Excerpt from a dataset:
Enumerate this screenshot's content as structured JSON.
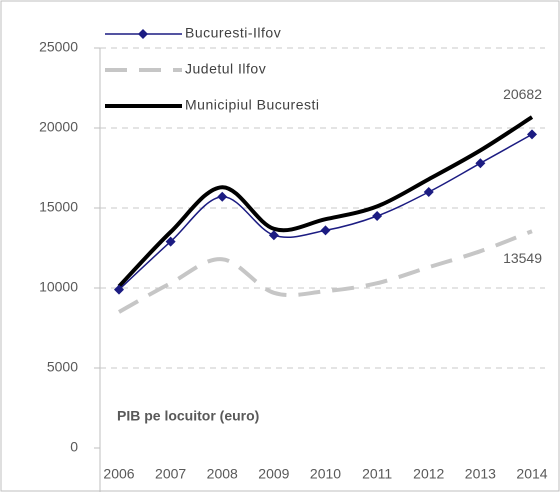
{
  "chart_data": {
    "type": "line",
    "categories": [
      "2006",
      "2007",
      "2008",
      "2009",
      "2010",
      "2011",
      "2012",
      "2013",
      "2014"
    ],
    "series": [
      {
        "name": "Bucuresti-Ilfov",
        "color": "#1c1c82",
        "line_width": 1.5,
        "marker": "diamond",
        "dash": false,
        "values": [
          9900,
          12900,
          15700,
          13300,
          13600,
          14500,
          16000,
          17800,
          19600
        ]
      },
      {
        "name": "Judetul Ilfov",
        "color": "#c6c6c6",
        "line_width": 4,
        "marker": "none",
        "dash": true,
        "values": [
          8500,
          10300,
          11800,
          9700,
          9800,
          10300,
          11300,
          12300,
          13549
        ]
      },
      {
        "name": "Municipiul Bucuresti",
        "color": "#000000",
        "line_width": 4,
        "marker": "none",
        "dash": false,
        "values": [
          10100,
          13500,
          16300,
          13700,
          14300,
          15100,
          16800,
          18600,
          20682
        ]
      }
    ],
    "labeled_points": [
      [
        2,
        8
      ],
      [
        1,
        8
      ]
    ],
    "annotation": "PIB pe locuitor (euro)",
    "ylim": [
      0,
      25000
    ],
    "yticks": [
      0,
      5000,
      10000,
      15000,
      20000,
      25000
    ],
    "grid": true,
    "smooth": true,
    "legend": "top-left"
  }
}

> Task prompt
Repeat the listing in full and exactly. Do not include any images.

> Output
Enumerate this screenshot's content as structured JSON.
{
  "chart_data": {
    "type": "line",
    "categories": [
      "2006",
      "2007",
      "2008",
      "2009",
      "2010",
      "2011",
      "2012",
      "2013",
      "2014"
    ],
    "series": [
      {
        "name": "Bucuresti-Ilfov",
        "color": "#1c1c82",
        "line_width": 1.5,
        "marker": "diamond",
        "dash": false,
        "values": [
          9900,
          12900,
          15700,
          13300,
          13600,
          14500,
          16000,
          17800,
          19600
        ]
      },
      {
        "name": "Judetul Ilfov",
        "color": "#c6c6c6",
        "line_width": 4,
        "marker": "none",
        "dash": true,
        "values": [
          8500,
          10300,
          11800,
          9700,
          9800,
          10300,
          11300,
          12300,
          13549
        ]
      },
      {
        "name": "Municipiul Bucuresti",
        "color": "#000000",
        "line_width": 4,
        "marker": "none",
        "dash": false,
        "values": [
          10100,
          13500,
          16300,
          13700,
          14300,
          15100,
          16800,
          18600,
          20682
        ]
      }
    ],
    "labeled_points": [
      [
        2,
        8
      ],
      [
        1,
        8
      ]
    ],
    "annotation": "PIB pe locuitor (euro)",
    "ylim": [
      0,
      25000
    ],
    "yticks": [
      0,
      5000,
      10000,
      15000,
      20000,
      25000
    ],
    "grid": true,
    "smooth": true,
    "legend": "top-left"
  }
}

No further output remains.